# start of Data for processing

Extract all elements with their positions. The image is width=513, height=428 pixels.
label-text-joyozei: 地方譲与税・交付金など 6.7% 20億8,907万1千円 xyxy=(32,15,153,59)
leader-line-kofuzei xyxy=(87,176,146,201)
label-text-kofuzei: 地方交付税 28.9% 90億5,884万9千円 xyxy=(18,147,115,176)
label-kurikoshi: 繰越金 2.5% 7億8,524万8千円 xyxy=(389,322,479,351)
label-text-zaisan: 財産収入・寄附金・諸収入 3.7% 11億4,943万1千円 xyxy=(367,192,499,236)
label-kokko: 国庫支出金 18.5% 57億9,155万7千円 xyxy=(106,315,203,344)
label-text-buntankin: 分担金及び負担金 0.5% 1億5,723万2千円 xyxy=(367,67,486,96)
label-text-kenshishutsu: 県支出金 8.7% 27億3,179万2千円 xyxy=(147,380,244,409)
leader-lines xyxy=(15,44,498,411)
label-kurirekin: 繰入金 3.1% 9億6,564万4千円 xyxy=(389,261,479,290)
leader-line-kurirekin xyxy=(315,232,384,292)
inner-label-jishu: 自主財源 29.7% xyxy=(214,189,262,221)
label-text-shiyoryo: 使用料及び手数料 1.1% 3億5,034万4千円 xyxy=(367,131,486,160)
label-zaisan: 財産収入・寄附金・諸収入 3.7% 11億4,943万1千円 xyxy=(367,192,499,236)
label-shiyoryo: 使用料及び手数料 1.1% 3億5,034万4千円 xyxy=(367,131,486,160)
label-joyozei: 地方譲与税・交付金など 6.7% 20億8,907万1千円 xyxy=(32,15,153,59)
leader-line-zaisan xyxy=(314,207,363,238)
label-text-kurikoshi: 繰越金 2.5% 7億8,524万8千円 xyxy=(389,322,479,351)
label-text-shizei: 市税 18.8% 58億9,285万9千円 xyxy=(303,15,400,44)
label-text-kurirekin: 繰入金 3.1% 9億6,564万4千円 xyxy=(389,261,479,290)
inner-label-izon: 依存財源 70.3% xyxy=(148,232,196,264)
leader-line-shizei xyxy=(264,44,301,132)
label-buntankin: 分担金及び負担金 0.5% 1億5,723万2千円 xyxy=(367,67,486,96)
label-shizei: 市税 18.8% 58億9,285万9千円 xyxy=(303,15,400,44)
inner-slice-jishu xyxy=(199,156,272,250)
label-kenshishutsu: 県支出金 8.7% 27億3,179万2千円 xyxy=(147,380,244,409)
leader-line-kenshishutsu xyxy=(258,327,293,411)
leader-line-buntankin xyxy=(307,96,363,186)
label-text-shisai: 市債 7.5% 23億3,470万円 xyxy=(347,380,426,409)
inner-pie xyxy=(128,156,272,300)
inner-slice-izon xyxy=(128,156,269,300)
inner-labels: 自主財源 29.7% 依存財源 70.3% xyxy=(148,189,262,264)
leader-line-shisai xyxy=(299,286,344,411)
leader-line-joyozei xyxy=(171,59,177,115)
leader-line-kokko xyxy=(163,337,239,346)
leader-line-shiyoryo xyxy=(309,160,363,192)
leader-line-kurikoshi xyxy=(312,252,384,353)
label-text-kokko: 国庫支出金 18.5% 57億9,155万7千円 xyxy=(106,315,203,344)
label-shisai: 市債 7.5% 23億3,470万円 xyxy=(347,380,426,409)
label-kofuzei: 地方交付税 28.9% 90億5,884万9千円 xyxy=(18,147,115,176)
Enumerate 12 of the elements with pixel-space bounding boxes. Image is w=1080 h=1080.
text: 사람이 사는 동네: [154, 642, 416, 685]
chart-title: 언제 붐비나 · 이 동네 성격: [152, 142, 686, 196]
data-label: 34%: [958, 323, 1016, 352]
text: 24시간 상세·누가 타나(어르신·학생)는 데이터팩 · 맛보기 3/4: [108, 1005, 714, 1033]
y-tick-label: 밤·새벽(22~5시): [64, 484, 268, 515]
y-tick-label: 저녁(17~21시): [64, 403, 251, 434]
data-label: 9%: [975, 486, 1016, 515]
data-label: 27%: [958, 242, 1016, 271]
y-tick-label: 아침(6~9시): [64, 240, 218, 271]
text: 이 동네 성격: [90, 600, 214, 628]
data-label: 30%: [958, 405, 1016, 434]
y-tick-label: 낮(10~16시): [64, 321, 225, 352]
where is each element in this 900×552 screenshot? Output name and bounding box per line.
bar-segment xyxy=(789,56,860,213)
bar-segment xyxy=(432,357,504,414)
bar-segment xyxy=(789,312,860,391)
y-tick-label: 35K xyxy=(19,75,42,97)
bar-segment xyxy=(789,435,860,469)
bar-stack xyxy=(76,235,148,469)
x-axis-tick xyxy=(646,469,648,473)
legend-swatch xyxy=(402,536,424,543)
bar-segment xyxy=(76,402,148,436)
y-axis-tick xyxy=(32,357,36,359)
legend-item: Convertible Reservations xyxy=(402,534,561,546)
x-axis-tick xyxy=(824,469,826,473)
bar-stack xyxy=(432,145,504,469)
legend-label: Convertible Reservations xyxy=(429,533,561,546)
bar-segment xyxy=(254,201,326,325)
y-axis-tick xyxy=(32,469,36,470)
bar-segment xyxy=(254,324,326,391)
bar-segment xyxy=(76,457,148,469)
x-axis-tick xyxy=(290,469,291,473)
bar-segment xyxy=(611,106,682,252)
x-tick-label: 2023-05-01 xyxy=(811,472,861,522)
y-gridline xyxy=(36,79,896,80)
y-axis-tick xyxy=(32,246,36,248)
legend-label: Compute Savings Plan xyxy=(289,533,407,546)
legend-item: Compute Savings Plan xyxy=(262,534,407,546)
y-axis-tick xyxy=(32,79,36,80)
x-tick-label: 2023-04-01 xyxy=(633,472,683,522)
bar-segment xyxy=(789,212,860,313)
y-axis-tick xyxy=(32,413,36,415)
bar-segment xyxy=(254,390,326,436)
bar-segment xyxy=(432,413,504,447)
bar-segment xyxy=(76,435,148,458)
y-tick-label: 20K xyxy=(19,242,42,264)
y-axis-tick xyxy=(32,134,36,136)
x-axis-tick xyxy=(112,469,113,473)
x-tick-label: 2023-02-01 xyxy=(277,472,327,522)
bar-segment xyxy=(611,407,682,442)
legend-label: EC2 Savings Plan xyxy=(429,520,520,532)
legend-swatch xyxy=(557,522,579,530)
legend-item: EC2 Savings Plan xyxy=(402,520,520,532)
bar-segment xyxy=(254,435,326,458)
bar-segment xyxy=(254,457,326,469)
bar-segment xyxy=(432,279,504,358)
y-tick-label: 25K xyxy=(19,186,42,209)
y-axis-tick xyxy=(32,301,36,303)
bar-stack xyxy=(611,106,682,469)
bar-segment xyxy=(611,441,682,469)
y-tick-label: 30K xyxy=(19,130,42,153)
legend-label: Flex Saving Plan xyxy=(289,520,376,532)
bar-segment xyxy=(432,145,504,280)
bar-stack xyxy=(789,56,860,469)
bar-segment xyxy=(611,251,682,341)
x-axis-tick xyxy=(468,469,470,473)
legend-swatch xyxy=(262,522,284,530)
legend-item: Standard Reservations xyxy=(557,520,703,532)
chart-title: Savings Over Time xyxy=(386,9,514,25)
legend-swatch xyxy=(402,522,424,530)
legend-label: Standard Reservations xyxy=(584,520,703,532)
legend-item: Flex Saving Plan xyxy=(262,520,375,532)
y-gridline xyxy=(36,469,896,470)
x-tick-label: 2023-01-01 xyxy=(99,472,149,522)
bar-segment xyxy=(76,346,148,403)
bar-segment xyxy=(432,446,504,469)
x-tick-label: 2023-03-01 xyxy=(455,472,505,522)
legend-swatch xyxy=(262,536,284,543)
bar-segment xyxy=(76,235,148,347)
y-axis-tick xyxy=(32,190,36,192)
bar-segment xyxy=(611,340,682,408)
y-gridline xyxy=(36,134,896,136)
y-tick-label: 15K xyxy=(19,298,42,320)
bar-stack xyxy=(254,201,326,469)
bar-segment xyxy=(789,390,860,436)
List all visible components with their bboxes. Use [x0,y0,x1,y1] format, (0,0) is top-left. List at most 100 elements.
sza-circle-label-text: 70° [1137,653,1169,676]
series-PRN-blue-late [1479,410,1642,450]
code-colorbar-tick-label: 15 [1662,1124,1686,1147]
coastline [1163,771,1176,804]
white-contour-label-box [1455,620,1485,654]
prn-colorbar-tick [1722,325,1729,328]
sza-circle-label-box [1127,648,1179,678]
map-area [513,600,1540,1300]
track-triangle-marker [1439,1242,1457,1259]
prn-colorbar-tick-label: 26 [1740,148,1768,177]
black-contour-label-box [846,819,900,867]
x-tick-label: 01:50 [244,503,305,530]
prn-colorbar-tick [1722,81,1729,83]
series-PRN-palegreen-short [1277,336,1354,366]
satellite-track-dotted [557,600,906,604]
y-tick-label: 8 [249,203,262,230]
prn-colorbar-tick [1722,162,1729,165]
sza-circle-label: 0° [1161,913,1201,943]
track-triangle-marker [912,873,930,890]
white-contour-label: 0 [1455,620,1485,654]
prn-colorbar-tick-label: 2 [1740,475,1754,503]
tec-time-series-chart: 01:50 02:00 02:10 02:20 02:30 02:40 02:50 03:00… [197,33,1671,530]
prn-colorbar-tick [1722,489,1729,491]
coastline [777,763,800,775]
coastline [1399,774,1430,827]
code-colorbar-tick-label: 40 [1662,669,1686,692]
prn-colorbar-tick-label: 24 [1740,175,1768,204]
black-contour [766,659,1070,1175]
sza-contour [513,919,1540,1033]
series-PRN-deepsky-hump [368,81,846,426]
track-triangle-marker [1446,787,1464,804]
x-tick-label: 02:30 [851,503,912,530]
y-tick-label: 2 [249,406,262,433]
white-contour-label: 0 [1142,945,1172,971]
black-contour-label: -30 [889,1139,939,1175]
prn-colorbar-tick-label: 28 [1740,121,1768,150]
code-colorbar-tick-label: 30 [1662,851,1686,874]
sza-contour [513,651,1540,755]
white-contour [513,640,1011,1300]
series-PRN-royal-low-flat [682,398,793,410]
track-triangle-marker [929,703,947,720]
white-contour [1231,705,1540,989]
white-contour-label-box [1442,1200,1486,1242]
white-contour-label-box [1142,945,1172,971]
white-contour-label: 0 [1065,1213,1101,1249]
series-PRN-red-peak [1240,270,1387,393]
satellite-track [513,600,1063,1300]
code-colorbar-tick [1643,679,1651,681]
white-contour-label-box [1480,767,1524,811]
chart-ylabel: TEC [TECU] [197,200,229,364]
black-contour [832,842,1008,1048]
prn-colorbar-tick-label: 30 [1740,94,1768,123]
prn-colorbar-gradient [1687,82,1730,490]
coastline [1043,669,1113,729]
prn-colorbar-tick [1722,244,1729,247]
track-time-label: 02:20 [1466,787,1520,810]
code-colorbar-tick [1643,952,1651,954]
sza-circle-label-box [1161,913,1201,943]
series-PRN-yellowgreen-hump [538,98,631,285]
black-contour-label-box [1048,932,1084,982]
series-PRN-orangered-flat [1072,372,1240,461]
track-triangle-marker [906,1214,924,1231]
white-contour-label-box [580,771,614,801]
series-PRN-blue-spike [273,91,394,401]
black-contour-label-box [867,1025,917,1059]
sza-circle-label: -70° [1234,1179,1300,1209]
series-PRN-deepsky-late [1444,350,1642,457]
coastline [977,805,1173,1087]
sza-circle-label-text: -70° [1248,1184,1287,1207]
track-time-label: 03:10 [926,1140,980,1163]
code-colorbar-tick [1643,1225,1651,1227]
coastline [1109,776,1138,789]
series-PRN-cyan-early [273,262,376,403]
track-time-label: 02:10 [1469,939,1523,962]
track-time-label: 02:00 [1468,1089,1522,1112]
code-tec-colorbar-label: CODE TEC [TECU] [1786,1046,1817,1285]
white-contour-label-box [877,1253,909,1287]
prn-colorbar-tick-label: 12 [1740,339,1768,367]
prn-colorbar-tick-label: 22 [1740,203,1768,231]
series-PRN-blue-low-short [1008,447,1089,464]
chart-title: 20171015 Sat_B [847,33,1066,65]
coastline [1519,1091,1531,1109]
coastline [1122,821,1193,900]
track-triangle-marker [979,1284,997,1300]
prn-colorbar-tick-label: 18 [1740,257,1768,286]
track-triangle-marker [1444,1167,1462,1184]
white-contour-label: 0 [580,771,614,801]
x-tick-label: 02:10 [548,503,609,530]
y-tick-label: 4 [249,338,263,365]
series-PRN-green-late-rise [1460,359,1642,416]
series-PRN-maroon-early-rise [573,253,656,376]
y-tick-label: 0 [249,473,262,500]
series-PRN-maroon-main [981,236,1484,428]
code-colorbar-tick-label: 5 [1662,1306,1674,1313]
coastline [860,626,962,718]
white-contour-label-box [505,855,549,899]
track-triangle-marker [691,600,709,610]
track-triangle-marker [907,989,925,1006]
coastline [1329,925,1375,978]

# end of Data for processing

Filter the entries above, keeping every line that contains the word "early". Matching is case-sensitive.

series-PRN-cyan-early [273,262,376,403]
series-PRN-maroon-early-rise [573,253,656,376]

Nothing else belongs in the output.